» GOAL: Print the records below exactly as they appear.

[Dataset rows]
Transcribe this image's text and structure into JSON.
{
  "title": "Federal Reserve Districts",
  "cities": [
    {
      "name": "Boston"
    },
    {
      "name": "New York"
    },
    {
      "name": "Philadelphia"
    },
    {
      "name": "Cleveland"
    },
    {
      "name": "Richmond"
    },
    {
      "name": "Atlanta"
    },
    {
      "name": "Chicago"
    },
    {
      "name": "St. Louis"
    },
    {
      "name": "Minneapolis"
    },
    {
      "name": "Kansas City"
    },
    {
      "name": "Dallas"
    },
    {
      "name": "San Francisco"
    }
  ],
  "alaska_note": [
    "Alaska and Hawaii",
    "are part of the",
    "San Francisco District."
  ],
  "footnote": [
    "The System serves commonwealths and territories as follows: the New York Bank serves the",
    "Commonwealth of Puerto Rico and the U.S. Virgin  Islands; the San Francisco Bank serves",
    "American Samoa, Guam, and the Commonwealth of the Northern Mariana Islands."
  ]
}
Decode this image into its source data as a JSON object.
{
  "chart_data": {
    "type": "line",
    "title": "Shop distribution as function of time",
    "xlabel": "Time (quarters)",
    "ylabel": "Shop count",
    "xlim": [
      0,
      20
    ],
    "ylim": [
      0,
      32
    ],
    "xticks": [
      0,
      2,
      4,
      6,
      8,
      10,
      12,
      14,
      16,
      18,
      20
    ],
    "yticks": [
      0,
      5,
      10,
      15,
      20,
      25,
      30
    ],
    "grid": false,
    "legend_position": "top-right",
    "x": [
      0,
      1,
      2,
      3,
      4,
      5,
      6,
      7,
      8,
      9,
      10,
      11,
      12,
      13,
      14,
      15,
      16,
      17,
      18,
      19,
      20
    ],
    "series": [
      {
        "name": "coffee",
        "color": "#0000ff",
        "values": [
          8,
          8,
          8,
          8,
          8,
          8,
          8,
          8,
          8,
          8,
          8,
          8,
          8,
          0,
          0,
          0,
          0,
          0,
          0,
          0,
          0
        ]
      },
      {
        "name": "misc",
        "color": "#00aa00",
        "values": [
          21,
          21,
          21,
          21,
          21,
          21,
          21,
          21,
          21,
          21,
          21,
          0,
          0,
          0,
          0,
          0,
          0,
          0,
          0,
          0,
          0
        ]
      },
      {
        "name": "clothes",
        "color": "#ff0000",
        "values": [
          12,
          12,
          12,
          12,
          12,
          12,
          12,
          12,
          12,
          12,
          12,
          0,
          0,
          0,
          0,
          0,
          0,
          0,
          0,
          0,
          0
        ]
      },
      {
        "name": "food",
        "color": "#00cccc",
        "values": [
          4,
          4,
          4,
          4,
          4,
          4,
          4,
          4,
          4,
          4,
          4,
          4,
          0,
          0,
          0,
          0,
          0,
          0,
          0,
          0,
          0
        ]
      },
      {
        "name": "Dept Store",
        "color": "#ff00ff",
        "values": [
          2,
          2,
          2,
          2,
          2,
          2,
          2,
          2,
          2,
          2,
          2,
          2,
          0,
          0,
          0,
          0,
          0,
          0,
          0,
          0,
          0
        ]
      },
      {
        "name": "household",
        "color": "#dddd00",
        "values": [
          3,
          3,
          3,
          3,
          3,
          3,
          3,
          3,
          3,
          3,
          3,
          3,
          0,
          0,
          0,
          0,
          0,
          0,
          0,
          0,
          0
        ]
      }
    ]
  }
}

» IN RESPONSE:
Transcribe this image's text and structure into JSON.
{
  "title": "Federal Reserve Districts",
  "cities": [
    {
      "name": "Boston"
    },
    {
      "name": "New York"
    },
    {
      "name": "Philadelphia"
    },
    {
      "name": "Cleveland"
    },
    {
      "name": "Richmond"
    },
    {
      "name": "Atlanta"
    },
    {
      "name": "Chicago"
    },
    {
      "name": "St. Louis"
    },
    {
      "name": "Minneapolis"
    },
    {
      "name": "Kansas City"
    },
    {
      "name": "Dallas"
    },
    {
      "name": "San Francisco"
    }
  ],
  "alaska_note": [
    "Alaska and Hawaii",
    "are part of the",
    "San Francisco District."
  ],
  "footnote": [
    "The System serves commonwealths and territories as follows: the New York Bank serves the",
    "Commonwealth of Puerto Rico and the U.S. Virgin  Islands; the San Francisco Bank serves",
    "American Samoa, Guam, and the Commonwealth of the Northern Mariana Islands."
  ]
}
Decode this image into its source data as a JSON object.
{
  "chart_data": {
    "type": "line",
    "title": "Shop distribution as function of time",
    "xlabel": "Time (quarters)",
    "ylabel": "Shop count",
    "xlim": [
      0,
      20
    ],
    "ylim": [
      0,
      32
    ],
    "xticks": [
      0,
      2,
      4,
      6,
      8,
      10,
      12,
      14,
      16,
      18,
      20
    ],
    "yticks": [
      0,
      5,
      10,
      15,
      20,
      25,
      30
    ],
    "grid": false,
    "legend_position": "top-right",
    "x": [
      0,
      1,
      2,
      3,
      4,
      5,
      6,
      7,
      8,
      9,
      10,
      11,
      12,
      13,
      14,
      15,
      16,
      17,
      18,
      19,
      20
    ],
    "series": [
      {
        "name": "coffee",
        "color": "#0000ff",
        "values": [
          8,
          8,
          8,
          8,
          8,
          8,
          8,
          8,
          8,
          8,
          8,
          8,
          8,
          0,
          0,
          0,
          0,
          0,
          0,
          0,
          0
        ]
      },
      {
        "name": "misc",
        "color": "#00aa00",
        "values": [
          21,
          21,
          21,
          21,
          21,
          21,
          21,
          21,
          21,
          21,
          21,
          0,
          0,
          0,
          0,
          0,
          0,
          0,
          0,
          0,
          0
        ]
      },
      {
        "name": "clothes",
        "color": "#ff0000",
        "values": [
          12,
          12,
          12,
          12,
          12,
          12,
          12,
          12,
          12,
          12,
          12,
          0,
          0,
          0,
          0,
          0,
          0,
          0,
          0,
          0,
          0
        ]
      },
      {
        "name": "food",
        "color": "#00cccc",
        "values": [
          4,
          4,
          4,
          4,
          4,
          4,
          4,
          4,
          4,
          4,
          4,
          4,
          0,
          0,
          0,
          0,
          0,
          0,
          0,
          0,
          0
        ]
      },
      {
        "name": "Dept Store",
        "color": "#ff00ff",
        "values": [
          2,
          2,
          2,
          2,
          2,
          2,
          2,
          2,
          2,
          2,
          2,
          2,
          0,
          0,
          0,
          0,
          0,
          0,
          0,
          0,
          0
        ]
      },
      {
        "name": "household",
        "color": "#dddd00",
        "values": [
          3,
          3,
          3,
          3,
          3,
          3,
          3,
          3,
          3,
          3,
          3,
          3,
          0,
          0,
          0,
          0,
          0,
          0,
          0,
          0,
          0
        ]
      }
    ]
  }
}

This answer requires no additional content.